Material provided ->
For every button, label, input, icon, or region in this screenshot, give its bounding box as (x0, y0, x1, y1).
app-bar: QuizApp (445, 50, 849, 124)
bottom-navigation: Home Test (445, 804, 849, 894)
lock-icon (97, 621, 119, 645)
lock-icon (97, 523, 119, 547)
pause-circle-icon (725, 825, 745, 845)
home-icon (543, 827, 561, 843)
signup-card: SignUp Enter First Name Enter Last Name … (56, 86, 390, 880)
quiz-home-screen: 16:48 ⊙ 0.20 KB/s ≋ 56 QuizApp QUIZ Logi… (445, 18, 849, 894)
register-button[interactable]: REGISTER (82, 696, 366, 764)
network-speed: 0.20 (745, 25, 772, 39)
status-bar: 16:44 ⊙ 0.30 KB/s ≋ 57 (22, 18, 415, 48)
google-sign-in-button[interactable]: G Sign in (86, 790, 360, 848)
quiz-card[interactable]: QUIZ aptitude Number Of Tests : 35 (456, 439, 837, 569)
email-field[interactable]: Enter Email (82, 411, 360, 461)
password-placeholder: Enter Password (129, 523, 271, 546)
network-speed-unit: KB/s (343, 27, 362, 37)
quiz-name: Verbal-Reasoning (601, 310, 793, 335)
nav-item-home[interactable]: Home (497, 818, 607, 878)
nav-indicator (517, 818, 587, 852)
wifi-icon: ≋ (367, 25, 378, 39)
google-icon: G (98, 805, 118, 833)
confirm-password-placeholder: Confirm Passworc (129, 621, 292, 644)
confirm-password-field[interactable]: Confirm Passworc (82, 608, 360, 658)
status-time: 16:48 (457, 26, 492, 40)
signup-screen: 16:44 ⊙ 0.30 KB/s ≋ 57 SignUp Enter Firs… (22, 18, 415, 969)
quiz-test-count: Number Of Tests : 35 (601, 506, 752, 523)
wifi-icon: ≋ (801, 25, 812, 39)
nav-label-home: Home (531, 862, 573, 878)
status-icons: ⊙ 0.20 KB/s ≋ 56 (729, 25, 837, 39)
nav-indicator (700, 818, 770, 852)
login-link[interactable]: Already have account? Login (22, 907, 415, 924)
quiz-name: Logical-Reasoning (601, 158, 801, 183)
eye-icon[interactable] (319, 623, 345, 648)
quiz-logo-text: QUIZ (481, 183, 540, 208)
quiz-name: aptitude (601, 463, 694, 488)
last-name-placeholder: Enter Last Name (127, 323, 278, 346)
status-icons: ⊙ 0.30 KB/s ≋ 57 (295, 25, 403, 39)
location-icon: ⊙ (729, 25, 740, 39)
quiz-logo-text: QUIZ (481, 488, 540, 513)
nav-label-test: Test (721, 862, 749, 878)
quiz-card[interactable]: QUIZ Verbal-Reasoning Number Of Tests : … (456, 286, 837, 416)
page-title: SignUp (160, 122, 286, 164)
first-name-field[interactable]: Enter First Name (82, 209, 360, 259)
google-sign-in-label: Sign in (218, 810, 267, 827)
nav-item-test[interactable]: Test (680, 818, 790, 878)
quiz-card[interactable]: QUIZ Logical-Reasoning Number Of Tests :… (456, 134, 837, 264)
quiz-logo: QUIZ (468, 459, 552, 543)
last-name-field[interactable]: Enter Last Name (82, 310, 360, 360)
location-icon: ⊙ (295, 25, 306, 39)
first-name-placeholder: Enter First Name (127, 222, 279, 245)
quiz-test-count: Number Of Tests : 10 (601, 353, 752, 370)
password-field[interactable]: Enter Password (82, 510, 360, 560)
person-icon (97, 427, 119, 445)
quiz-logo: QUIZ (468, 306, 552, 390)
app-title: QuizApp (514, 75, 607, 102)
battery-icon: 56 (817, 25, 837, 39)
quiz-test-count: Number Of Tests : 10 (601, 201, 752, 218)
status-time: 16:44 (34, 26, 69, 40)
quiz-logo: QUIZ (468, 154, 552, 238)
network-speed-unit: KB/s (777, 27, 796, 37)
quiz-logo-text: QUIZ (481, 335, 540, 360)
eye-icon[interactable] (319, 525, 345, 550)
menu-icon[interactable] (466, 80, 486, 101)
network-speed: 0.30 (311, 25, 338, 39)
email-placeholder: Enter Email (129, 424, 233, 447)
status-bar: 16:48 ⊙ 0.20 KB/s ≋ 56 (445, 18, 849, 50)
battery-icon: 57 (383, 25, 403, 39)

What the exercise asks -> Can you copy the entries above verbatim, from the very first line down to and including the line that contains "network-speed: 0.20 (745, 25, 772, 39)"?

The output ->
For every button, label, input, icon, or region in this screenshot, give its bounding box as (x0, y0, x1, y1).
app-bar: QuizApp (445, 50, 849, 124)
bottom-navigation: Home Test (445, 804, 849, 894)
lock-icon (97, 621, 119, 645)
lock-icon (97, 523, 119, 547)
pause-circle-icon (725, 825, 745, 845)
home-icon (543, 827, 561, 843)
signup-card: SignUp Enter First Name Enter Last Name … (56, 86, 390, 880)
quiz-home-screen: 16:48 ⊙ 0.20 KB/s ≋ 56 QuizApp QUIZ Logi… (445, 18, 849, 894)
register-button[interactable]: REGISTER (82, 696, 366, 764)
network-speed: 0.20 (745, 25, 772, 39)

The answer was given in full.